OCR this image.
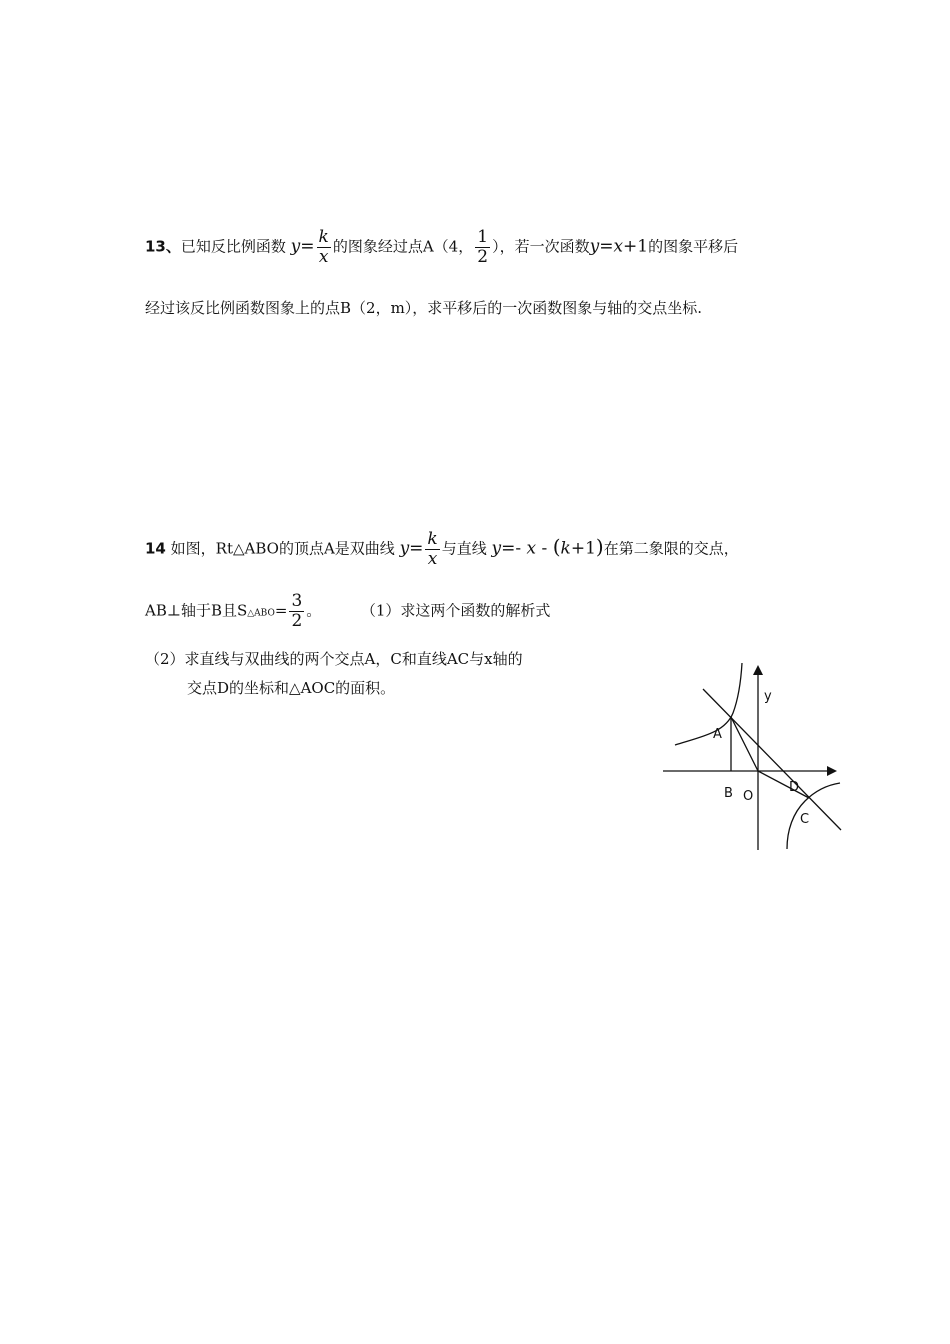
13、已知反比例函数 $y= \frac{k}{x}$ 的图象经过点A（4， $\frac{1}{2}$ ），若一次函数y=x+1的图象平移后
经过该反比例函数图象上的点B（2，m），求平移后的一次函数图象与轴的交点坐标.
14 如图，Rt△ABO的顶点A是双曲线 $y= \frac{k}{x}$ 与直线 y=- x - (k+1)在第二象限的交点，
AB⊥轴于B且S△ABO= $\frac{3}{2}$ 。	（1）求这两个函数的解析式
（2）求直线与双曲线的两个交点A，C和直线AC与x轴的
交点D的坐标和△AOC的面积。	y
A
B O
D
C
┄┄┄┄┄┄
Set problem: Filter out every line that lacks the word "frac", and copy the rest.

Answer to the task:
13、已知反比例函数 $y= \frac{k}{x}$ 的图象经过点A（4， $\frac{1}{2}$ ），若一次函数y=x+1的图象平移后
14 如图，Rt△ABO的顶点A是双曲线 $y= \frac{k}{x}$ 与直线 y=- x - (k+1)在第二象限的交点，
AB⊥轴于B且S△ABO= $\frac{3}{2}$ 。	（1）求这两个函数的解析式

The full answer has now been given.